Material for this exercise>
************

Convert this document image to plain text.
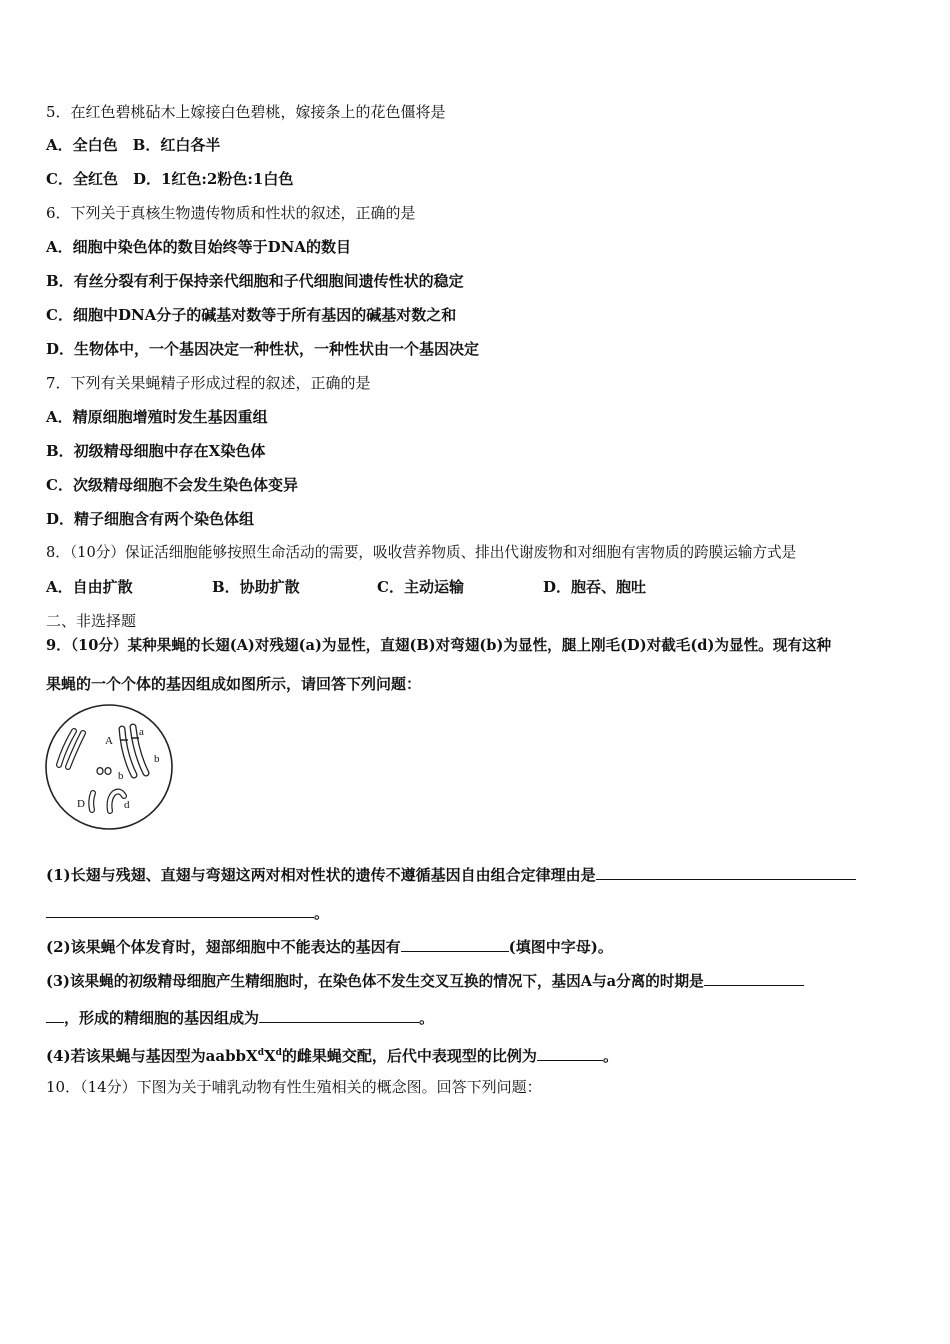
5．在红色碧桃砧木上嫁接白色碧桃，嫁接条上的花色僵将是
A．全白色　B．红白各半
C．全红色　D．1红色:2粉色:1白色
6．下列关于真核生物遗传物质和性状的叙述，正确的是
A．细胞中染色体的数目始终等于DNA的数目
B．有丝分裂有利于保持亲代细胞和子代细胞间遗传性状的稳定
C．细胞中DNA分子的碱基对数等于所有基因的碱基对数之和
D．生物体中，一个基因决定一种性状，一种性状由一个基因决定
7．下列有关果蝇精子形成过程的叙述，正确的是
A．精原细胞增殖时发生基因重组
B．初级精母细胞中存在X染色体
C．次级精母细胞不会发生染色体变异
D．精子细胞含有两个染色体组
8．（10分）保证活细胞能够按照生命活动的需要，吸收营养物质、排出代谢废物和对细胞有害物质的跨膜运输方式是
A．自由扩散	B．协助扩散	C．主动运输	D．胞吞、胞吐
二、非选择题
9．（10分）某种果蝇的长翅(A)对残翅(a)为显性，直翅(B)对弯翅(b)为显性，腿上刚毛(D)对截毛(d)为显性。现有这种
果蝇的一个个体的基因组成如图所示，请回答下列问题：
A
a
b
b
D	d
(1)长翅与残翅、直翅与弯翅这两对相对性状的遗传不遵循基因自由组合定律理由是
。
(2)该果蝇个体发育时，翅部细胞中不能表达的基因有	(填图中字母)。
(3)该果蝇的初级精母细胞产生精细胞时，在染色体不发生交叉互换的情况下，基因A与a分离的时期是
，形成的精细胞的基因组成为	。
(4)若该果蝇与基因型为$aabbX^dX^d$的雌果蝇交配，后代中表现型的比例为	。
10．（14分）下图为关于哺乳动物有性生殖相关的概念图。回答下列问题：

************

Brief>
Give an exact copy of the material, leaving out every picture.

Completed exercise>
Convert this document image to plain text.
5．在红色碧桃砧木上嫁接白色碧桃，嫁接条上的花色僵将是
A．全白色　B．红白各半
C．全红色　D．1红色:2粉色:1白色
6．下列关于真核生物遗传物质和性状的叙述，正确的是
A．细胞中染色体的数目始终等于DNA的数目
B．有丝分裂有利于保持亲代细胞和子代细胞间遗传性状的稳定
C．细胞中DNA分子的碱基对数等于所有基因的碱基对数之和
D．生物体中，一个基因决定一种性状，一种性状由一个基因决定
7．下列有关果蝇精子形成过程的叙述，正确的是
A．精原细胞增殖时发生基因重组
B．初级精母细胞中存在X染色体
C．次级精母细胞不会发生染色体变异
D．精子细胞含有两个染色体组
8．（10分）保证活细胞能够按照生命活动的需要，吸收营养物质、排出代谢废物和对细胞有害物质的跨膜运输方式是
A．自由扩散	B．协助扩散	C．主动运输	D．胞吞、胞吐
二、非选择题
9．（10分）某种果蝇的长翅(A)对残翅(a)为显性，直翅(B)对弯翅(b)为显性，腿上刚毛(D)对截毛(d)为显性。现有这种
果蝇的一个个体的基因组成如图所示，请回答下列问题：
A
a
b
b
D	d
(1)长翅与残翅、直翅与弯翅这两对相对性状的遗传不遵循基因自由组合定律理由是
。
(2)该果蝇个体发育时，翅部细胞中不能表达的基因有	(填图中字母)。
(3)该果蝇的初级精母细胞产生精细胞时，在染色体不发生交叉互换的情况下，基因A与a分离的时期是
，形成的精细胞的基因组成为	。
(4)若该果蝇与基因型为$aabbX^dX^d$的雌果蝇交配，后代中表现型的比例为	。
10．（14分）下图为关于哺乳动物有性生殖相关的概念图。回答下列问题：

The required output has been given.